[Work to be completed]: Report how many lines of these entries hold the string "subtitle"; reply with the number alone.

★ ★ ★ ★ ★ ★ ★

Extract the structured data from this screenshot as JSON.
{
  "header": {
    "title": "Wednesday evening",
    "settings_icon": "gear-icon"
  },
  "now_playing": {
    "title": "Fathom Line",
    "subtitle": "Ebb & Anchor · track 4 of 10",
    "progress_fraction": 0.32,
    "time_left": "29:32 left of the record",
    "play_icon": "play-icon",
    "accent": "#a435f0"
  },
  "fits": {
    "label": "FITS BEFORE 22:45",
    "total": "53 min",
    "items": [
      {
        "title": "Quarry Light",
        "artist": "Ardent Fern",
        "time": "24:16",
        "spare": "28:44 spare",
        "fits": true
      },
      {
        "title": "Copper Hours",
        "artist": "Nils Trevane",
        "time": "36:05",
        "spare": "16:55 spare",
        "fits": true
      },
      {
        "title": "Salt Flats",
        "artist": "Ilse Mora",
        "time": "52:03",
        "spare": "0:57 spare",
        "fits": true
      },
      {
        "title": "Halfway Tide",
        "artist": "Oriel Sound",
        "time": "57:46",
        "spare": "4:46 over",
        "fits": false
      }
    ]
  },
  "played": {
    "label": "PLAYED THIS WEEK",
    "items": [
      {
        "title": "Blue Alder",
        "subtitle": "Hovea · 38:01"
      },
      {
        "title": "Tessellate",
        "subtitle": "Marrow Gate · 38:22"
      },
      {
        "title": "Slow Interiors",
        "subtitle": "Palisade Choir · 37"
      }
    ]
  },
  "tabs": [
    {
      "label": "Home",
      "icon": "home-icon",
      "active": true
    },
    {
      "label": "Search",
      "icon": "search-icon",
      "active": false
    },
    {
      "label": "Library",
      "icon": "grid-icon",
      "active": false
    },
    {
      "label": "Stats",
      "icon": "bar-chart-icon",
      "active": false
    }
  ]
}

★ ★ ★ ★ ★ ★ ★

[Solved exercise]: 4